# Written request
Can you repeat the listing below word for word, from the line with "Patent image size: (1007, 970)." to the line with "The image forming device 10 is at (337, 266).", both lines included?

# Data to use
===============

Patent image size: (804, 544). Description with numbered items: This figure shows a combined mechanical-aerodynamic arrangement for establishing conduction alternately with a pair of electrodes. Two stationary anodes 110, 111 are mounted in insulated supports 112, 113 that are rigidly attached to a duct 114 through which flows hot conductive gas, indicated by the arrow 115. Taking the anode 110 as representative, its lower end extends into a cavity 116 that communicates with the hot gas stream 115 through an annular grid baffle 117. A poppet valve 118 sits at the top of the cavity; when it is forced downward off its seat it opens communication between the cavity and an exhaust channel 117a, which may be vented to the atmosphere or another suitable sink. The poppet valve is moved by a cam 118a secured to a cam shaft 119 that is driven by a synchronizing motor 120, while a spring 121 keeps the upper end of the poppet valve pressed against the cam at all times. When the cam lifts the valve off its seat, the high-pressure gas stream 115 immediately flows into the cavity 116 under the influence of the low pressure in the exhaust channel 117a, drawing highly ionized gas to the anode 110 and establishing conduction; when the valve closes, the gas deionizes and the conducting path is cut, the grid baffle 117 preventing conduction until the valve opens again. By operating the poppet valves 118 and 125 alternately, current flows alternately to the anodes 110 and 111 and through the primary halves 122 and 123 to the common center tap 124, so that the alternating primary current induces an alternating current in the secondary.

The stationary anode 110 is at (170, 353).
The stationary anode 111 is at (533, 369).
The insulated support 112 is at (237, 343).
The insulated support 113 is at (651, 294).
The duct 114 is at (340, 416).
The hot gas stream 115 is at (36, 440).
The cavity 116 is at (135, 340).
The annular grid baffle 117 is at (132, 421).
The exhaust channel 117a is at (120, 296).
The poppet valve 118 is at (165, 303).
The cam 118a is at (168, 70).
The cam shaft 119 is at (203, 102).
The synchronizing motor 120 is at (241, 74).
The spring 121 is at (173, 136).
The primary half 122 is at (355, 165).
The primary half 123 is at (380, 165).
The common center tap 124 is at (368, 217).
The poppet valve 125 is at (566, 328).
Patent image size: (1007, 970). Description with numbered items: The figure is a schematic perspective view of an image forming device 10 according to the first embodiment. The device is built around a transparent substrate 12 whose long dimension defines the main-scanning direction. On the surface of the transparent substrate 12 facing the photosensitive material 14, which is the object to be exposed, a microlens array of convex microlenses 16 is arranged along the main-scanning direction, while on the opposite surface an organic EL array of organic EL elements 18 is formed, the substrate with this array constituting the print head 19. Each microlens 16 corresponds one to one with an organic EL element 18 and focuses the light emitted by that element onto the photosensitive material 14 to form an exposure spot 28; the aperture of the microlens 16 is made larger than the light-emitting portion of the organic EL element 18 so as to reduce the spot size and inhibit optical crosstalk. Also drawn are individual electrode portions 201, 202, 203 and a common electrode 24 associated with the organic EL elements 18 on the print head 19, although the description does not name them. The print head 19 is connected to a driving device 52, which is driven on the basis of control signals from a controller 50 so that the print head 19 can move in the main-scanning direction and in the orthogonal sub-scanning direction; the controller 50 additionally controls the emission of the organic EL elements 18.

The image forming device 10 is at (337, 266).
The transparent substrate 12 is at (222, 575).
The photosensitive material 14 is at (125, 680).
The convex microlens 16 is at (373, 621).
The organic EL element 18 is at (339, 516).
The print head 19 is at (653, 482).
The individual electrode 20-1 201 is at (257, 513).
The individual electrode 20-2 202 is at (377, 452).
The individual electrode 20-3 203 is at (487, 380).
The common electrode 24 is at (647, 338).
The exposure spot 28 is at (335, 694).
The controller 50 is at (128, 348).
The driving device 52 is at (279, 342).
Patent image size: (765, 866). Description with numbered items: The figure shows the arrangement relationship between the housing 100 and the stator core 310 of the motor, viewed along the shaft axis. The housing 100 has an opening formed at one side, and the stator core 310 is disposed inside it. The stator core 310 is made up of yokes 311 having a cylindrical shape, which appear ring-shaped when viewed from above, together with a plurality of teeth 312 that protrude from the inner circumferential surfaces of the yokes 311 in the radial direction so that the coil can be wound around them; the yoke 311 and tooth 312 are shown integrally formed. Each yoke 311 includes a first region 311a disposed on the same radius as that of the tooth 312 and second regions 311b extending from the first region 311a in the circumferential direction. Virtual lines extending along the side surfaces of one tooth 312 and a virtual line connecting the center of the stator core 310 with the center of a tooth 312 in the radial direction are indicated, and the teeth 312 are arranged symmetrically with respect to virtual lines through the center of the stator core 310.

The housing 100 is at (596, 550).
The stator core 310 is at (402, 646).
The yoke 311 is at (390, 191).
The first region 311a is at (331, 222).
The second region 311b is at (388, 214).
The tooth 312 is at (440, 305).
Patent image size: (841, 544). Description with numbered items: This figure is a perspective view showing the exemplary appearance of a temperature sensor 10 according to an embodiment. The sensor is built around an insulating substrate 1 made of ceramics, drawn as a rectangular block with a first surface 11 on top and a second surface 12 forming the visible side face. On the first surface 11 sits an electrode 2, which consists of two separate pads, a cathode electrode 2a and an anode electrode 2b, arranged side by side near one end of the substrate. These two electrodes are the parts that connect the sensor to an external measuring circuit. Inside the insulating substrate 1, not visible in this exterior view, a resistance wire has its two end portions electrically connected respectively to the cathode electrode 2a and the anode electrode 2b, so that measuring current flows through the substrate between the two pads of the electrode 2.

===============

# Exercise output
Patent image size: (1007, 970). Description with numbered items: The figure is a schematic perspective view of an image forming device 10 according to the first embodiment. The device is built around a transparent substrate 12 whose long dimension defines the main-scanning direction. On the surface of the transparent substrate 12 facing the photosensitive material 14, which is the object to be exposed, a microlens array of convex microlenses 16 is arranged along the main-scanning direction, while on the opposite surface an organic EL array of organic EL elements 18 is formed, the substrate with this array constituting the print head 19. Each microlens 16 corresponds one to one with an organic EL element 18 and focuses the light emitted by that element onto the photosensitive material 14 to form an exposure spot 28; the aperture of the microlens 16 is made larger than the light-emitting portion of the organic EL element 18 so as to reduce the spot size and inhibit optical crosstalk. Also drawn are individual electrode portions 201, 202, 203 and a common electrode 24 associated with the organic EL elements 18 on the print head 19, although the description does not name them. The print head 19 is connected to a driving device 52, which is driven on the basis of control signals from a controller 50 so that the print head 19 can move in the main-scanning direction and in the orthogonal sub-scanning direction; the controller 50 additionally controls the emission of the organic EL elements 18.

The image forming device 10 is at (337, 266).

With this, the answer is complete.